● Written problem:
What follows is a set of records; restate each one word for word and drop the pictures.

(Saved data entries)
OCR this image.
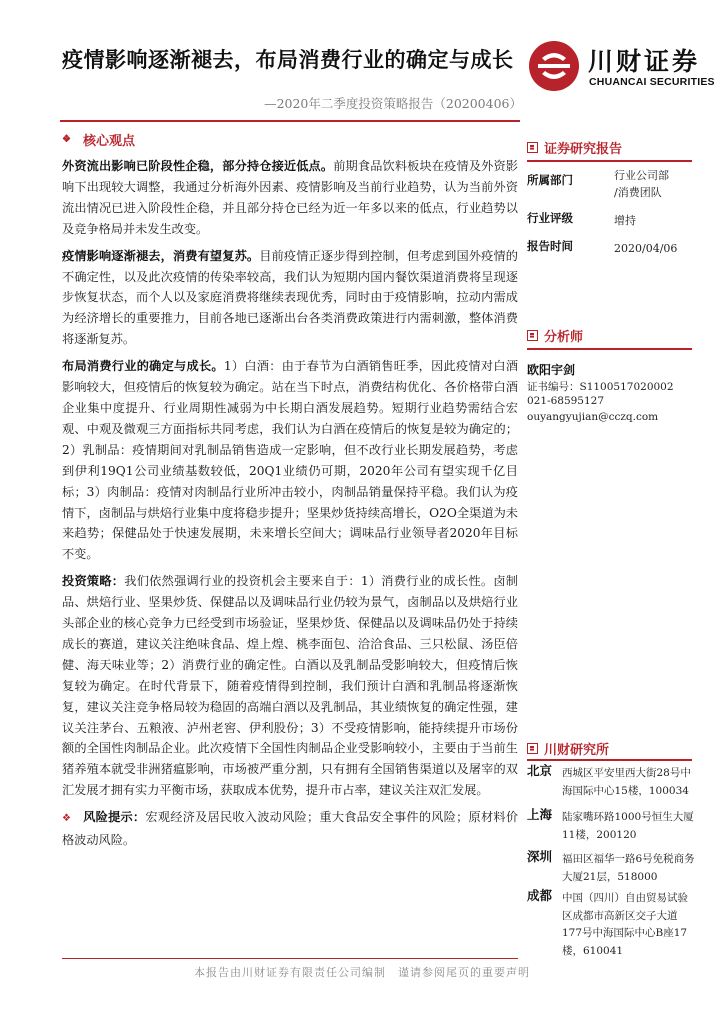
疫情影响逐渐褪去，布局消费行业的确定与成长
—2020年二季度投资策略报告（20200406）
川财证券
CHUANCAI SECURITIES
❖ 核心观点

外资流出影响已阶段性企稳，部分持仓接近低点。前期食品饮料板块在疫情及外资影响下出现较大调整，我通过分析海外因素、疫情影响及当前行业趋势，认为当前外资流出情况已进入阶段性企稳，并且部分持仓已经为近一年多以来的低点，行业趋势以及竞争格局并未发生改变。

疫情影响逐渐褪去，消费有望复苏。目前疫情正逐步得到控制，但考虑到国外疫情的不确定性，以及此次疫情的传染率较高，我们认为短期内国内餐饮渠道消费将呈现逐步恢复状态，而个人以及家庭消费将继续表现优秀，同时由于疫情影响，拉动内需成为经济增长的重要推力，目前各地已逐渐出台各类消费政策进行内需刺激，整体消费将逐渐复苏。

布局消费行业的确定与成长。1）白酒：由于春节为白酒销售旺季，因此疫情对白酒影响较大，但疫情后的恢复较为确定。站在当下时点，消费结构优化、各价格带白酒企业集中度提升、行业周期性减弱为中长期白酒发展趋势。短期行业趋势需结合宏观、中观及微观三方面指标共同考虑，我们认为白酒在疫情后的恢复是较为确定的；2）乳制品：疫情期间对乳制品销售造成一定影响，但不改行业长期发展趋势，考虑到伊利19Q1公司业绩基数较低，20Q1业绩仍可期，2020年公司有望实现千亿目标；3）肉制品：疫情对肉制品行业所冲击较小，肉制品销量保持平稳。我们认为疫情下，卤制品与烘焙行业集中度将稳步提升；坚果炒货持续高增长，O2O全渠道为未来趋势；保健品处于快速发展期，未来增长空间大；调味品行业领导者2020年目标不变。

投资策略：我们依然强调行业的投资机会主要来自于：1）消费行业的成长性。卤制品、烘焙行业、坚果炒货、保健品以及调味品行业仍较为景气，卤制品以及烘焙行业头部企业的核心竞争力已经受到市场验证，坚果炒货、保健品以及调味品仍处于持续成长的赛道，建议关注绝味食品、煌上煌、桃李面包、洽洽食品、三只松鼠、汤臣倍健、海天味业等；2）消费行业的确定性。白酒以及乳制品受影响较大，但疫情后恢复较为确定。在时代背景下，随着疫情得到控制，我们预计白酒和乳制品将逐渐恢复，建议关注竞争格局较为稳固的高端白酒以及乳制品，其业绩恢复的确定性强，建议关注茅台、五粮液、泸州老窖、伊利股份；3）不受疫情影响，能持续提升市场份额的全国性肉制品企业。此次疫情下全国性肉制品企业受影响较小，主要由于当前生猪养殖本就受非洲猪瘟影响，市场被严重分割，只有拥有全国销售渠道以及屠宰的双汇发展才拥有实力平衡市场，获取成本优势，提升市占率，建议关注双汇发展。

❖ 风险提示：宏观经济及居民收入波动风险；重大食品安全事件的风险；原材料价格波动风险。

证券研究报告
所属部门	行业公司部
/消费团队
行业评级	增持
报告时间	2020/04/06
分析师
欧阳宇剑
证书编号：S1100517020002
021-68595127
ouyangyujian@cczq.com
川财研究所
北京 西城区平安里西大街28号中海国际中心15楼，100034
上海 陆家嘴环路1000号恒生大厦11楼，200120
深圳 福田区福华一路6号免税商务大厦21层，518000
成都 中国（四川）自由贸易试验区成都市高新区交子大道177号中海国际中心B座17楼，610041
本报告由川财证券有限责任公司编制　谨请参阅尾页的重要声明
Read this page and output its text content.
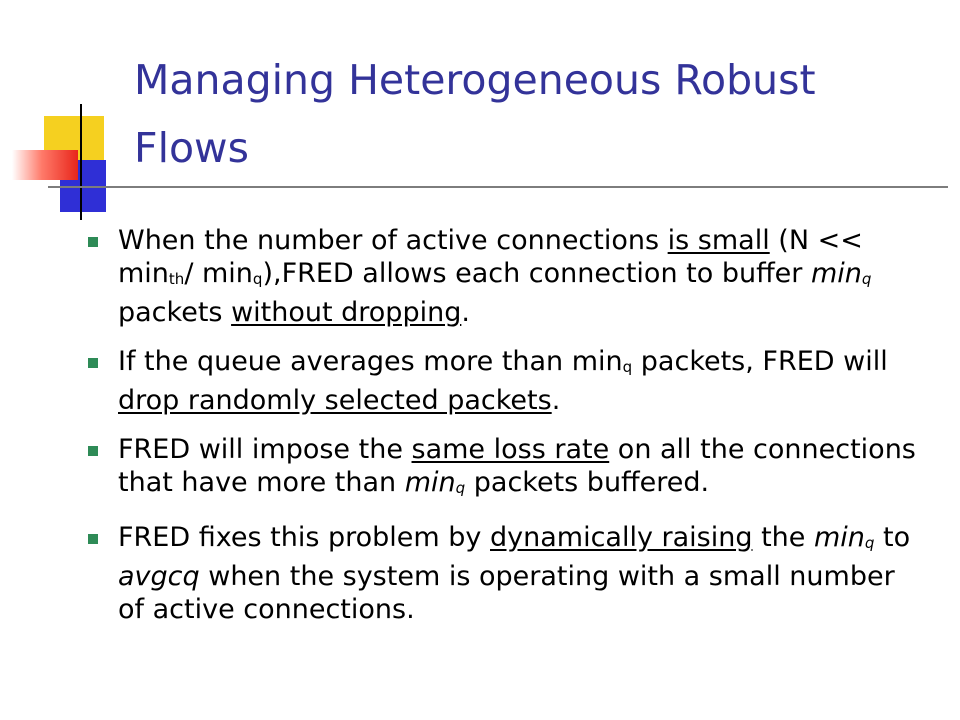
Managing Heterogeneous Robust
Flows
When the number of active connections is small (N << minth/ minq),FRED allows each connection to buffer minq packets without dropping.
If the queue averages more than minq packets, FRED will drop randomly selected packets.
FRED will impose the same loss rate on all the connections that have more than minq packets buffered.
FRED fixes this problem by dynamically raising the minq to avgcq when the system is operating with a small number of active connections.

● The answer:
OCR this image.
疫情影响逐渐褪去，布局消费行业的确定与成长
—2020年二季度投资策略报告（20200406）
川财证券
CHUANCAI SECURITIES
❖ 核心观点

外资流出影响已阶段性企稳，部分持仓接近低点。前期食品饮料板块在疫情及外资影响下出现较大调整，我通过分析海外因素、疫情影响及当前行业趋势，认为当前外资流出情况已进入阶段性企稳，并且部分持仓已经为近一年多以来的低点，行业趋势以及竞争格局并未发生改变。

疫情影响逐渐褪去，消费有望复苏。目前疫情正逐步得到控制，但考虑到国外疫情的不确定性，以及此次疫情的传染率较高，我们认为短期内国内餐饮渠道消费将呈现逐步恢复状态，而个人以及家庭消费将继续表现优秀，同时由于疫情影响，拉动内需成为经济增长的重要推力，目前各地已逐渐出台各类消费政策进行内需刺激，整体消费将逐渐复苏。

布局消费行业的确定与成长。1）白酒：由于春节为白酒销售旺季，因此疫情对白酒影响较大，但疫情后的恢复较为确定。站在当下时点，消费结构优化、各价格带白酒企业集中度提升、行业周期性减弱为中长期白酒发展趋势。短期行业趋势需结合宏观、中观及微观三方面指标共同考虑，我们认为白酒在疫情后的恢复是较为确定的；2）乳制品：疫情期间对乳制品销售造成一定影响，但不改行业长期发展趋势，考虑到伊利19Q1公司业绩基数较低，20Q1业绩仍可期，2020年公司有望实现千亿目标；3）肉制品：疫情对肉制品行业所冲击较小，肉制品销量保持平稳。我们认为疫情下，卤制品与烘焙行业集中度将稳步提升；坚果炒货持续高增长，O2O全渠道为未来趋势；保健品处于快速发展期，未来增长空间大；调味品行业领导者2020年目标不变。

投资策略：我们依然强调行业的投资机会主要来自于：1）消费行业的成长性。卤制品、烘焙行业、坚果炒货、保健品以及调味品行业仍较为景气，卤制品以及烘焙行业头部企业的核心竞争力已经受到市场验证，坚果炒货、保健品以及调味品仍处于持续成长的赛道，建议关注绝味食品、煌上煌、桃李面包、洽洽食品、三只松鼠、汤臣倍健、海天味业等；2）消费行业的确定性。白酒以及乳制品受影响较大，但疫情后恢复较为确定。在时代背景下，随着疫情得到控制，我们预计白酒和乳制品将逐渐恢复，建议关注竞争格局较为稳固的高端白酒以及乳制品，其业绩恢复的确定性强，建议关注茅台、五粮液、泸州老窖、伊利股份；3）不受疫情影响，能持续提升市场份额的全国性肉制品企业。此次疫情下全国性肉制品企业受影响较小，主要由于当前生猪养殖本就受非洲猪瘟影响，市场被严重分割，只有拥有全国销售渠道以及屠宰的双汇发展才拥有实力平衡市场，获取成本优势，提升市占率，建议关注双汇发展。

❖ 风险提示：宏观经济及居民收入波动风险；重大食品安全事件的风险；原材料价格波动风险。

证券研究报告
所属部门	行业公司部
/消费团队
行业评级	增持
报告时间	2020/04/06
分析师
欧阳宇剑
证书编号：S1100517020002
021-68595127
ouyangyujian@cczq.com
川财研究所
北京 西城区平安里西大街28号中海国际中心15楼，100034
上海 陆家嘴环路1000号恒生大厦11楼，200120
深圳 福田区福华一路6号免税商务大厦21层，518000
成都 中国（四川）自由贸易试验区成都市高新区交子大道177号中海国际中心B座17楼，610041
本报告由川财证券有限责任公司编制　谨请参阅尾页的重要声明
Read this page and output its text content.
Managing Heterogeneous Robust
Flows
When the number of active connections is small (N << minth/ minq),FRED allows each connection to buffer minq packets without dropping.
If the queue averages more than minq packets, FRED will drop randomly selected packets.
FRED will impose the same loss rate on all the connections that have more than minq packets buffered.
FRED fixes this problem by dynamically raising the minq to avgcq when the system is operating with a small number of active connections.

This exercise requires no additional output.